- [READING PASSAGE]
--- begin ---

The grand pensionary () was the most important Dutch official during the time of the Dutch Republic. In theory, a grand pensionary was merely a civil servant of the Estates of the dominant province, the County of Holland, among the Seven United Provinces. In practice, the grand pensionary of Holland was the political leader of the entire Dutch Republic when there was no stadtholder at the centre of power.

The position of the grand pensionary is not easily expressed in modern political terms but is sometimes compared to that of a prime minister. Fundamental differences are that a  had no fellow ministers and no head of state above him.

Etymology
Its Dutch name, , can be literally translated as "councillor pensionary". A pensionary in general was a lawyer paid by a city council to advise them on a permanent basis. Because of the regular payments he was a pensionarius in mediaeval Latin. Such a person was called a stadsadvocaat in the Dutch language. The States of Holland and West-Friesland had a pensionary who was a council member, a raad, himself. He was, therefore, Raedt ende Pensionaris in seventeenth-century Dutch, which later was simplified to raadpensionaris or raadspensionaris. French diplomats referred to the raadpensionaris of Holland as the Grand-pensionnaire, to discern him from comparable officials in Dutch provinces of lesser importance. This embellishment was not used by the Dutch themselves. In English the French was translated as "Grand Pensionary". The Estates of the province of Zealand also had a raadpensionaris, which also could be referred to as a Grand Pensionary. The provinces of Groningen and Gelderland had a simple pensionaris. The provinces of Utrecht and Friesland had a landsadvocaat.

History 
The office started in 1619 and replaced the title of land's advocate. If the position of stadtholder of Holland was filled, then the grand pensionary was often the second leader of the Republic. Being the raadpensionaris of Holland, the grand pensionary acted as the chairman of States of Holland. He was appointed by the Estates but could also instantly be fired by the Estates. The city council of Dort, which was seen as the oldest city of Holland, had the right to nominate a new grand pensionary. When the grand pensionary was absent, he was temporarily replaced by the stadsadvocaat or pensionary of Dort.

Sessions of the Estates were ruled by a procedure that was very different from that of modern parliaments. No votes were held on some proposal and there was no round of debates. The grand pensionary controlled the agenda. He introduced a subject and then invited the members to state their opinions, which was done in a fixed order, reflecting the dates the cities they represented had been given city rights. At the end, the grand pensionary summarised each of the statements of the delegates, with an implicit conclusion about what collective decision had been made by this. This way, if he was a competent man, he could control the entire decision-making process, especially as one of his duties was to represent the ten members of the nobility delegates—the —in their absence and phrase the single opinion they as a body had the right to express. The office existed because all delegates of the States were, although ranked according to ancient feudal hierarchy, still basically equal and none among them could thus act as a head.

--- end ---

- [WHAT YOU WILL DO]
• A. In the grand pensionary text, which city council had the right to nominate a new grand pensionary?
• B. Copy the stretch of the grand pensionary text from "The grand pensionary ()" through "state above him.".
• C. Pick up the text on the grand pensionary after its final sentence and continue it.

Layout element annotations
--- begin ---

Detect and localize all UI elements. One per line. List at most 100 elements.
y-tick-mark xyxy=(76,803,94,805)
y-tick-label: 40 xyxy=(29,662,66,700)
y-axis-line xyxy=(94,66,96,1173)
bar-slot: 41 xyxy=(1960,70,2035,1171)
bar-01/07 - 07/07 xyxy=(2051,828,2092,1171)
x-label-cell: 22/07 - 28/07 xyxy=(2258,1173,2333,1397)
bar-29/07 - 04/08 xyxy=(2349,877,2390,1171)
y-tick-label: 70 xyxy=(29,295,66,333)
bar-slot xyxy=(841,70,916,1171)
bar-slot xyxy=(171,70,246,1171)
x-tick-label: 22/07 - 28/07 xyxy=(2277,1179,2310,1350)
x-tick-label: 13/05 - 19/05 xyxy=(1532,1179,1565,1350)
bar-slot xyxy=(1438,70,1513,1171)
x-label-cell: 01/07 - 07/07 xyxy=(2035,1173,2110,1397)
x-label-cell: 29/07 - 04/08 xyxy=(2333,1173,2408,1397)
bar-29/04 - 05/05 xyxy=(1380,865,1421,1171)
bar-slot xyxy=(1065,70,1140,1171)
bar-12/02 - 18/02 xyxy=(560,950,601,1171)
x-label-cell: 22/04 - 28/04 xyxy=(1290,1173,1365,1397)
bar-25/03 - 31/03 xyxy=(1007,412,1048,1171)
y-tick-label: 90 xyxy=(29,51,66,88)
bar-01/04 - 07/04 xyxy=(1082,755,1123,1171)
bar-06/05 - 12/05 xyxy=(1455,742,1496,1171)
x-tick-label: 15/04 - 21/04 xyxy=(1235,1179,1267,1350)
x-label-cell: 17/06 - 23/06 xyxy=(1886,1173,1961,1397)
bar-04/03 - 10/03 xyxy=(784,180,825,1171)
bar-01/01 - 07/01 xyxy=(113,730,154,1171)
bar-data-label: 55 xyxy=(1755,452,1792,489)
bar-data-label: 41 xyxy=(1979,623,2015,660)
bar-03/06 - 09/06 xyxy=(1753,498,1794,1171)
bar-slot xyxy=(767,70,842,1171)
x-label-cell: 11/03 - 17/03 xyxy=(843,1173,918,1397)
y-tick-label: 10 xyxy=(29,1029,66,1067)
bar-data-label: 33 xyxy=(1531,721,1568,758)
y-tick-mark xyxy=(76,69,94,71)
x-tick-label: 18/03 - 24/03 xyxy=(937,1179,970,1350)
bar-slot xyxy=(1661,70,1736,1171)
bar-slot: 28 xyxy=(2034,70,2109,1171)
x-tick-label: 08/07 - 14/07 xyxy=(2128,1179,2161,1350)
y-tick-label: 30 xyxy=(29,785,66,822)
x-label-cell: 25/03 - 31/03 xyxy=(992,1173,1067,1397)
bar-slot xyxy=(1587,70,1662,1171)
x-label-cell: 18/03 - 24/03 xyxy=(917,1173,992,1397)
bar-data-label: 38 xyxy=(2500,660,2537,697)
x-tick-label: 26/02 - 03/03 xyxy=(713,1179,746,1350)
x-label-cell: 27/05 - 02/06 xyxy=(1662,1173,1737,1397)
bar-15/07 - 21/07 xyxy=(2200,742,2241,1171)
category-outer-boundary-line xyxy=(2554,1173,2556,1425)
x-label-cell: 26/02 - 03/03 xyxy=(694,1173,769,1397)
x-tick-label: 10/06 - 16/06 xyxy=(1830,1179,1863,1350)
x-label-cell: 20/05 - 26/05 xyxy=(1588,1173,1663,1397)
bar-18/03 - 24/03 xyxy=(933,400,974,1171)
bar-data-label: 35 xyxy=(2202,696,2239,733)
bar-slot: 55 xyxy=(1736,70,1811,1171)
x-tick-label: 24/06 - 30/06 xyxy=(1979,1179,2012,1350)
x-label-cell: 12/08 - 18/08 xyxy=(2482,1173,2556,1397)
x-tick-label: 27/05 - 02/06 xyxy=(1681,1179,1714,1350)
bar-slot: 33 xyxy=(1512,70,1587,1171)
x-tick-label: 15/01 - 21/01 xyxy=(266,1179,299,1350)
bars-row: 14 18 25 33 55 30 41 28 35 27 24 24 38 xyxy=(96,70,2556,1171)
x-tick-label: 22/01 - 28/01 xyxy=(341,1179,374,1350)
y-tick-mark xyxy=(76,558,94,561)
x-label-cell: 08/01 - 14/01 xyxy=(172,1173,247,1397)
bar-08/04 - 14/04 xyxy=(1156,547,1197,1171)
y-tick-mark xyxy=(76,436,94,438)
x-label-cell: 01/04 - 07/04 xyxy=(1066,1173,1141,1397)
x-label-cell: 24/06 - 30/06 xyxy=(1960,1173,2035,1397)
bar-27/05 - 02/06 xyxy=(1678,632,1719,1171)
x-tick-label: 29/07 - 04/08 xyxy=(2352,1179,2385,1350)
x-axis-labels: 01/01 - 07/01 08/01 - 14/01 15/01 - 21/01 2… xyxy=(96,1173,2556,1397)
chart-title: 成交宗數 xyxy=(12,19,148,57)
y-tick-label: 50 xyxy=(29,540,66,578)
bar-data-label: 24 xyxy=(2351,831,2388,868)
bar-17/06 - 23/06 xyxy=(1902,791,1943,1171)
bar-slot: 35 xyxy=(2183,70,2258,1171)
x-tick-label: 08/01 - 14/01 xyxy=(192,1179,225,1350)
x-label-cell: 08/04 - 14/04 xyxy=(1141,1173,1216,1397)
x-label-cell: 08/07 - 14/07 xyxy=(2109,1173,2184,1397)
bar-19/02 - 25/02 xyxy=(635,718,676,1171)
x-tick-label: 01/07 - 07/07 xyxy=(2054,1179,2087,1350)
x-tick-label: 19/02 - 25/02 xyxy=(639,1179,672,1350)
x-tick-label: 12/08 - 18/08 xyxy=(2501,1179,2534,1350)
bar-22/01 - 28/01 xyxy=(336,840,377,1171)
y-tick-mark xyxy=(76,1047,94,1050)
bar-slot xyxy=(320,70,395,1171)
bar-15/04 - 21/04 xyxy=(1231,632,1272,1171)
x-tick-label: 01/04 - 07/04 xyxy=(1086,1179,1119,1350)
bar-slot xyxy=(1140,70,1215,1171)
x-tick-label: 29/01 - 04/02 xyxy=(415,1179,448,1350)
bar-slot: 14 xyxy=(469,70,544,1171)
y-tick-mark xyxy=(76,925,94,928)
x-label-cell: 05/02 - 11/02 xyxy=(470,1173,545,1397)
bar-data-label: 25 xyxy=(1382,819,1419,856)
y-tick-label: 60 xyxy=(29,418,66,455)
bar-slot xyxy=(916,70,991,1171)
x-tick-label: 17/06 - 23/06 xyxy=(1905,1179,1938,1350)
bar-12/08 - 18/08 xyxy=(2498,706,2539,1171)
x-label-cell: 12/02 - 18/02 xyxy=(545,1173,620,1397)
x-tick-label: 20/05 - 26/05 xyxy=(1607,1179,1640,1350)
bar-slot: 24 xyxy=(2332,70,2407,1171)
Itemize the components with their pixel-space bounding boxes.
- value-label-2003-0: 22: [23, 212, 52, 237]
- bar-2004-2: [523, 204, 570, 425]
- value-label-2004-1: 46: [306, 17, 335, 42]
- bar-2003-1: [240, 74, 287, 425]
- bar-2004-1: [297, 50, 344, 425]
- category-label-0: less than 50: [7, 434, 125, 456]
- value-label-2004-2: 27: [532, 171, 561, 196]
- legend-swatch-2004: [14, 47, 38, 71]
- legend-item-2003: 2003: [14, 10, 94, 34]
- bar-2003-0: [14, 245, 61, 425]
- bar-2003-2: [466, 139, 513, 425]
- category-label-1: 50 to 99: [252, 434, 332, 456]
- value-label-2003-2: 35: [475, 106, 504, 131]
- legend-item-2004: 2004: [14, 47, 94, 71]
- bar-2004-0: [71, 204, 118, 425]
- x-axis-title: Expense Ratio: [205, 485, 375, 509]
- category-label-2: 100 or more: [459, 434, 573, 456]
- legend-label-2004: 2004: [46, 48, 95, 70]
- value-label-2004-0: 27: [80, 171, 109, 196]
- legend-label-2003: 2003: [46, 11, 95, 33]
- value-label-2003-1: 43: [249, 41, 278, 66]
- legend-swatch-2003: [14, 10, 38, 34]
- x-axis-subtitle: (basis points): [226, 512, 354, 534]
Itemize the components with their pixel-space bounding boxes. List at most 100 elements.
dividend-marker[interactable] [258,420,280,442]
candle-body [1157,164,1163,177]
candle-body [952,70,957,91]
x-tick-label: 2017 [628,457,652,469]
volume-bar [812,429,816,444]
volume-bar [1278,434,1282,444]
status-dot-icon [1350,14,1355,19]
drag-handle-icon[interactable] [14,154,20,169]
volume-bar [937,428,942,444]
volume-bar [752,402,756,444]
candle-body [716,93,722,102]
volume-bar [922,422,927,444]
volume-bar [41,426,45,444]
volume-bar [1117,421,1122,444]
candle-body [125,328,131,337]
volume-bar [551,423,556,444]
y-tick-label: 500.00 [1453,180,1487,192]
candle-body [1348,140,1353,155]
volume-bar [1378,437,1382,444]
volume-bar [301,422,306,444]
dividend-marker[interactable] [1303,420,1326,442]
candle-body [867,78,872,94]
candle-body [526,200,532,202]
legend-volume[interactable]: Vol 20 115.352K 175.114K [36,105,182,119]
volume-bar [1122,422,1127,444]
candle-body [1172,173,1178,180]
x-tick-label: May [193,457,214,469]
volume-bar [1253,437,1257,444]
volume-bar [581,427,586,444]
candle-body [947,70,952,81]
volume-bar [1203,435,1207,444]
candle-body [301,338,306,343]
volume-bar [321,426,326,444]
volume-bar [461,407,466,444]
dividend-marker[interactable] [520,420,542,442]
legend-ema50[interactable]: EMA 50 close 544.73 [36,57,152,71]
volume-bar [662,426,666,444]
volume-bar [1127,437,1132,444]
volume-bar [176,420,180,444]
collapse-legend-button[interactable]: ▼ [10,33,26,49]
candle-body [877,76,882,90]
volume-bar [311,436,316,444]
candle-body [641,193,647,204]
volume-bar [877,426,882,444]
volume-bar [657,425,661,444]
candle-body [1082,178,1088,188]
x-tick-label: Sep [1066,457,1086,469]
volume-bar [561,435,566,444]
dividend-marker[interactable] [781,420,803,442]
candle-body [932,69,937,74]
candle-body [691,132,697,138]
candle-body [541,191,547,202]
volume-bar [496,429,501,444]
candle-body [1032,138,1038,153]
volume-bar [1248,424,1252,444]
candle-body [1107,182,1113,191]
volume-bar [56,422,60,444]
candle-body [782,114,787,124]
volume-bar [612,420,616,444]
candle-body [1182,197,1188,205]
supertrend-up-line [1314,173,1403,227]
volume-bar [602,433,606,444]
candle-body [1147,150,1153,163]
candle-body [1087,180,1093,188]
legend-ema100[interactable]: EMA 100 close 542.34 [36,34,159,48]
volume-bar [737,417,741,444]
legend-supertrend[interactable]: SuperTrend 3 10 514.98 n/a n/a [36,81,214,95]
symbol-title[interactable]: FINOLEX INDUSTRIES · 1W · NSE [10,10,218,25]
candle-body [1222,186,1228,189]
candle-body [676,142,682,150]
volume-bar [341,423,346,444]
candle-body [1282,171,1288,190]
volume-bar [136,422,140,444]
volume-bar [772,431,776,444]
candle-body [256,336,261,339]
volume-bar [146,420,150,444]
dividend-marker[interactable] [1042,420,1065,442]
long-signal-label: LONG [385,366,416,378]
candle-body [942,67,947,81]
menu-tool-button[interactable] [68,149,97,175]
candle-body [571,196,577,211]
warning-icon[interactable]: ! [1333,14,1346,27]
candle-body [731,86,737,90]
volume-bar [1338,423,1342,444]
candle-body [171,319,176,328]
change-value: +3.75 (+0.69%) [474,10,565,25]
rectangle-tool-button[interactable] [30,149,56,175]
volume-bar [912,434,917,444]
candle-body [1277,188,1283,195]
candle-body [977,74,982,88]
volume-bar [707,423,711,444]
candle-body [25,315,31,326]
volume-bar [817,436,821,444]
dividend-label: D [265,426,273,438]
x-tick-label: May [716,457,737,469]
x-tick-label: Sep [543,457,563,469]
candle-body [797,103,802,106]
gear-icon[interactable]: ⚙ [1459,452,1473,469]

--- end ---

- [WRITTEN RESPONSES]
• A. The city council of Dort.

• B.
The grand pensionary () was the most important Dutch official during the time of the Dutch Republic. In theory, a grand pensionary was merely a civil servant of the Estates of the dominant province, the County of Holland, among the Seven United Provinces. In practice, the grand pensionary of Holland was the political leader of the entire Dutch Republic when there was no stadtholder at the centre of power.

The position of the grand pensionary is not easily expressed in modern political terms but is sometimes compared to that of a prime minister. Fundamental differences are that a  had no fellow ministers and no head of state above him.

• C.
The grand pensionary also took care of the total correspondence of the Estates. He thus handled communications with lower administrative bodies, the other provinces of the Republic, the States General of the Netherlands, and foreign powers. This means his function combined elements of the duties performed by modern ministers of internal and foreign affairs. Letters to the Estates could be read by all the members. Therefore, messages of a more secretive nature were sent to the grand pensionary personally. Large parts of the correspondence of the various grand pensionaries have been preserved, forming an important source of information for later historians. The diplomatic contacts of the Republic were in principle managed by the States General. However, they were ill-equipped to receive and entertain envoys with the pomposity needed in the seventeenth century to avoid offending foreign rulers. In practice, this was delegated to the court of the stadtholder of Holland, who also resided at The Hague. When no stadtholder was appointed, the grand pensionary received envoys.

The Batavian Republic of 1795 first abolished the office but in the last year of the Batavian Commonwealth, 1805–1806, the title had to be reinstituted on orders of Napoleon as part of a number of measures to strengthen the executive power; Rutger Jan Schimmelpenninck thus functioned for a short time as the last grand pensionary. He officially functioned as a president of the entire Republic, not just of Holland. In June 1806, Carel de Vos van Steenwijk was for two weeks acting grand pensionary as part of a transitional arrangement.

The most famous and significant grand pensionary was Johan de Witt, who held the office between 1653 and 1672. Johan van Oldenbarnevelt, who played a crucial role in the Dutch struggle for independence equalled him in influence, though he held the position when it was still called land's advocate.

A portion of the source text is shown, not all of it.